#### [Your objective]
Copy all lines holding the word "заявления" from the entries.

#### [Dataset records]
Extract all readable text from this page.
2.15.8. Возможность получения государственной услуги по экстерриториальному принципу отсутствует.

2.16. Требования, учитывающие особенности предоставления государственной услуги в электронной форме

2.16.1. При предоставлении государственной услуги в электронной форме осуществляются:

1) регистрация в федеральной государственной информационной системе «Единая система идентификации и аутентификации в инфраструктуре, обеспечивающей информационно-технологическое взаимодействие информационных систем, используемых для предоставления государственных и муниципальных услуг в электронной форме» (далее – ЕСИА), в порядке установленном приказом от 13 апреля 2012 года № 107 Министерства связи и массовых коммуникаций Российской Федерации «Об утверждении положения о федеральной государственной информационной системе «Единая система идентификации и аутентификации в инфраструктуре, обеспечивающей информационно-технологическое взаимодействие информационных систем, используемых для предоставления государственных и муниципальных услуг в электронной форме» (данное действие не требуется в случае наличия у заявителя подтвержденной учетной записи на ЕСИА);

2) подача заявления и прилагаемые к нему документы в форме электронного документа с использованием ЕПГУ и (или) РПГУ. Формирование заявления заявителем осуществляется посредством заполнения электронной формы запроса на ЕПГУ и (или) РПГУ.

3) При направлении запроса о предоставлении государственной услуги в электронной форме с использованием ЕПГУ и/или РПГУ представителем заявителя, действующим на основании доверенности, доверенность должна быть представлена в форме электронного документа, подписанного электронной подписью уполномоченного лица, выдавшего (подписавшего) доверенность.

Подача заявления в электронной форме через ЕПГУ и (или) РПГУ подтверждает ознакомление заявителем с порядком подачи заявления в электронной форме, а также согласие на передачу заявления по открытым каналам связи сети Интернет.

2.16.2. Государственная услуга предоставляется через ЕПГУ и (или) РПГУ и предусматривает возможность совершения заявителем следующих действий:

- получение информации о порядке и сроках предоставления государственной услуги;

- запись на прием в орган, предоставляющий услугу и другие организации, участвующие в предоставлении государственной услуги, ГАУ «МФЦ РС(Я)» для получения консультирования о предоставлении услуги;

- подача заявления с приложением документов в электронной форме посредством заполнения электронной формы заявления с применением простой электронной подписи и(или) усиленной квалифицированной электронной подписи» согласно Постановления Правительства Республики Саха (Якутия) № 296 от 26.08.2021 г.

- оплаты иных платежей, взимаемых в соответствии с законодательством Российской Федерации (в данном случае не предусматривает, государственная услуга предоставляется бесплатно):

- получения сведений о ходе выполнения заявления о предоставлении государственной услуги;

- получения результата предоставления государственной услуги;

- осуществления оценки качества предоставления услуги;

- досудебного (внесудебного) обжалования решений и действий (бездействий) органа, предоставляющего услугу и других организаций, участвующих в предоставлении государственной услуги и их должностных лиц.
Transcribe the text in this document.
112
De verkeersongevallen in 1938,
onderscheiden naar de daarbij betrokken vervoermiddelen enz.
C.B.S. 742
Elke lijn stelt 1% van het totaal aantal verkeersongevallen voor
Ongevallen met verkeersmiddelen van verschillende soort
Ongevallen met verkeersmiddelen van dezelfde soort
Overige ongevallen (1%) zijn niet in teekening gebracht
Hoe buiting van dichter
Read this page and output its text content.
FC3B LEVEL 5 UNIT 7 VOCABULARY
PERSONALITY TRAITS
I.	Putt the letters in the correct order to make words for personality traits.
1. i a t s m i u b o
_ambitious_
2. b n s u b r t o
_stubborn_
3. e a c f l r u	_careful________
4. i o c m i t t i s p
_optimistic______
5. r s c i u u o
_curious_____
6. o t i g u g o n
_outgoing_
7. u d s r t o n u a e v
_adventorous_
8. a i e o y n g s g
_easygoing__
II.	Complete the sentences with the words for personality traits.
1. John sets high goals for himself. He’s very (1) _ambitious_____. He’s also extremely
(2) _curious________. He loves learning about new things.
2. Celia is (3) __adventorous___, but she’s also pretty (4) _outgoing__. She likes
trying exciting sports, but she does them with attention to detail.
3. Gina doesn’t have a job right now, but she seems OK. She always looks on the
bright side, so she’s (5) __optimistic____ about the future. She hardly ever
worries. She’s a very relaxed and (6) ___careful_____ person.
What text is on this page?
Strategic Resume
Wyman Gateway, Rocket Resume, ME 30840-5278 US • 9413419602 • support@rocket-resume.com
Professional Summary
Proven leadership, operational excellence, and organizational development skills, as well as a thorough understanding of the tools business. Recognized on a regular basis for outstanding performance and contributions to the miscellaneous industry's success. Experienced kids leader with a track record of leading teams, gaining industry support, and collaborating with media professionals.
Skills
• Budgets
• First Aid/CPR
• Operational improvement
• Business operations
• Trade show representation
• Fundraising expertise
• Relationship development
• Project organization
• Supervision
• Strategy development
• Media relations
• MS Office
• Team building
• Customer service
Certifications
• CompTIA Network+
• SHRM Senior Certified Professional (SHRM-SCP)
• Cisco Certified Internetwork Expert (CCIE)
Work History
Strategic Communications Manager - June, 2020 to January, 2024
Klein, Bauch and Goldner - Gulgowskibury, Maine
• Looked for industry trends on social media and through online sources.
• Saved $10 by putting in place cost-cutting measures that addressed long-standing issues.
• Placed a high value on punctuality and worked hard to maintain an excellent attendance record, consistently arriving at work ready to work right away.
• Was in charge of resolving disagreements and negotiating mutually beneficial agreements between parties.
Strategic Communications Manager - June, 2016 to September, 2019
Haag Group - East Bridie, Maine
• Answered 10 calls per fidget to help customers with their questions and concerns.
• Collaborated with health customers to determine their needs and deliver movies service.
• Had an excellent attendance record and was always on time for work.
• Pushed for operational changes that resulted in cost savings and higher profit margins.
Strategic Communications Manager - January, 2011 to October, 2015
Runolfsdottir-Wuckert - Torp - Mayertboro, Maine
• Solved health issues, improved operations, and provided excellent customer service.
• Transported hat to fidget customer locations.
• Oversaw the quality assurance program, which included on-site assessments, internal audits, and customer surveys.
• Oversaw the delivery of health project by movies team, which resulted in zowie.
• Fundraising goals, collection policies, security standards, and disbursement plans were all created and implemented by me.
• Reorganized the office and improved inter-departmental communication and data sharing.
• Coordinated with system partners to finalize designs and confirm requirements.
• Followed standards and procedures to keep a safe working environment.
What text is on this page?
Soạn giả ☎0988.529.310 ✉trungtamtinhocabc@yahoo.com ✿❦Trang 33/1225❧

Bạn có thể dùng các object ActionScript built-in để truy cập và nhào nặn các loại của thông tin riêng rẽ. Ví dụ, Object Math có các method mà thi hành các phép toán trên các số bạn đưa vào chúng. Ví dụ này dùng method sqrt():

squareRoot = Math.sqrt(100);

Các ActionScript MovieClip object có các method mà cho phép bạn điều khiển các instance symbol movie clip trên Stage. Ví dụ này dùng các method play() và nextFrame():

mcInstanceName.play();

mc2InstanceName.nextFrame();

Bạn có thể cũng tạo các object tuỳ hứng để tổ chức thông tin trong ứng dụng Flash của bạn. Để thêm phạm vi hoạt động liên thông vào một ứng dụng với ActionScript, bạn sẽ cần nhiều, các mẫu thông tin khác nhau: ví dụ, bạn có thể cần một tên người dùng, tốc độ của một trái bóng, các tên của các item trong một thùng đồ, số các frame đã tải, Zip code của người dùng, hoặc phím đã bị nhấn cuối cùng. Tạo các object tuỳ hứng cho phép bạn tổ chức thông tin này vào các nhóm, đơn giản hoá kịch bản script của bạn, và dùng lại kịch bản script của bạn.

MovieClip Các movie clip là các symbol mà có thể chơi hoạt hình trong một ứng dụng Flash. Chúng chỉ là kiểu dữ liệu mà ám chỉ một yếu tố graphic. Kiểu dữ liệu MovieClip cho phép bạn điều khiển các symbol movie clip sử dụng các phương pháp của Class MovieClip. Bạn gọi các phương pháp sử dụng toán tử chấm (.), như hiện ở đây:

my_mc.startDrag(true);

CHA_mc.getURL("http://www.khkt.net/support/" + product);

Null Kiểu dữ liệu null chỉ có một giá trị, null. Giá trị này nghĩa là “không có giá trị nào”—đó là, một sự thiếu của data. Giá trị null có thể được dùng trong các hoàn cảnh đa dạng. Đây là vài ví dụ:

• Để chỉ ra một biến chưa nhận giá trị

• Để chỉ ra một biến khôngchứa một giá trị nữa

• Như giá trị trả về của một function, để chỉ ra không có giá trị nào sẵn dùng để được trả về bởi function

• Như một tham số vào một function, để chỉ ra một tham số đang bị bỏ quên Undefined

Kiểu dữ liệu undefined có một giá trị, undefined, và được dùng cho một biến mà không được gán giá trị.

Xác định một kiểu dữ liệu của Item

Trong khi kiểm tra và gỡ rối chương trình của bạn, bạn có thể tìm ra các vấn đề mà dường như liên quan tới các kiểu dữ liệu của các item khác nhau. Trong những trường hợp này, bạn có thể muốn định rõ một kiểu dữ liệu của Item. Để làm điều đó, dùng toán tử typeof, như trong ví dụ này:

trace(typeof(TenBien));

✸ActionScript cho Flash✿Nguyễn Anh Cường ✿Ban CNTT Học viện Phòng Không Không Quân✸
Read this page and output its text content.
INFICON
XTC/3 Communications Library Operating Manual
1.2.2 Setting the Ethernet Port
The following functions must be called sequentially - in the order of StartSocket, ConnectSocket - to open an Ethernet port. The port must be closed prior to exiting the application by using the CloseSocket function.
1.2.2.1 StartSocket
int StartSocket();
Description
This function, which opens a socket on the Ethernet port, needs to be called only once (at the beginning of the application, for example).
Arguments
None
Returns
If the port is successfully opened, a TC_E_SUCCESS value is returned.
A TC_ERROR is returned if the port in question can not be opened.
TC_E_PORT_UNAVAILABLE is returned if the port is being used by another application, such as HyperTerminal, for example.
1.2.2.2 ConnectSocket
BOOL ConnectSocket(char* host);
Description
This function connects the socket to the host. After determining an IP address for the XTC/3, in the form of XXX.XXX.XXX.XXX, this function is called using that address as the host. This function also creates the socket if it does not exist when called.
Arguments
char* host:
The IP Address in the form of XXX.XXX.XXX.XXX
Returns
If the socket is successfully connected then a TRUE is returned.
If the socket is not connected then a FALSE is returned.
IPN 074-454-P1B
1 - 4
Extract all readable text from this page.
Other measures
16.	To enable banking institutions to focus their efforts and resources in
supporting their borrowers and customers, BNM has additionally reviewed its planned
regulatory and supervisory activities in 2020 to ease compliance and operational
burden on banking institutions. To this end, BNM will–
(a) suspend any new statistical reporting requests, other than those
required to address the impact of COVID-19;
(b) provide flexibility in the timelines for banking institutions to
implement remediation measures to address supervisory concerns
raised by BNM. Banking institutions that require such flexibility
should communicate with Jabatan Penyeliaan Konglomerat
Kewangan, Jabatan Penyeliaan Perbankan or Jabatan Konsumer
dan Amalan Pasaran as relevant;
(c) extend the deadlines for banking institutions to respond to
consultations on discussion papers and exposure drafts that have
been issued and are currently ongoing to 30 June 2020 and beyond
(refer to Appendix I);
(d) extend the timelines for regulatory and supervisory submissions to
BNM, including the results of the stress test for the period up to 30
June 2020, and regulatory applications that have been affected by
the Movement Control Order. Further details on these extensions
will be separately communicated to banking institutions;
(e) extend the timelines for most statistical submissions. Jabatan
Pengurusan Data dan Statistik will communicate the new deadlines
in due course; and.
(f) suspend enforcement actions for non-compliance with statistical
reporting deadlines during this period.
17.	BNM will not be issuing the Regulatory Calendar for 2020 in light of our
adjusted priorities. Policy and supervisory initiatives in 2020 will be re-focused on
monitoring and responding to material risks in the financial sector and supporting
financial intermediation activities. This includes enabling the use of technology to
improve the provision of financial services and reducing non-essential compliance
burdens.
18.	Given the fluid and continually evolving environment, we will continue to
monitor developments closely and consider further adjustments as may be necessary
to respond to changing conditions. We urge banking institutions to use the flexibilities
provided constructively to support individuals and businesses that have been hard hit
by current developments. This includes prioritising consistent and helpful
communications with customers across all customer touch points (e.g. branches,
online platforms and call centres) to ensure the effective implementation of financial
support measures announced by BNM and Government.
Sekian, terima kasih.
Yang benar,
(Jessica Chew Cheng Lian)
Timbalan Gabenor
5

#### [Complete output]
2) подача заявления и прилагаемые к нему документы в форме электронного документа с использованием ЕПГУ и (или) РПГУ. Формирование заявления заявителем осуществляется посредством заполнения электронной формы запроса на ЕПГУ и (или) РПГУ.
Подача заявления в электронной форме через ЕПГУ и (или) РПГУ подтверждает ознакомление заявителем с порядком подачи заявления в электронной форме, а также согласие на передачу заявления по открытым каналам связи сети Интернет.
- подача заявления с приложением документов в электронной форме посредством заполнения электронной формы заявления с применением простой электронной подписи и(или) усиленной квалифицированной электронной подписи» согласно Постановления Правительства Республики Саха (Якутия) № 296 от 26.08.2021 г.
- получения сведений о ходе выполнения заявления о предоставлении государственной услуги;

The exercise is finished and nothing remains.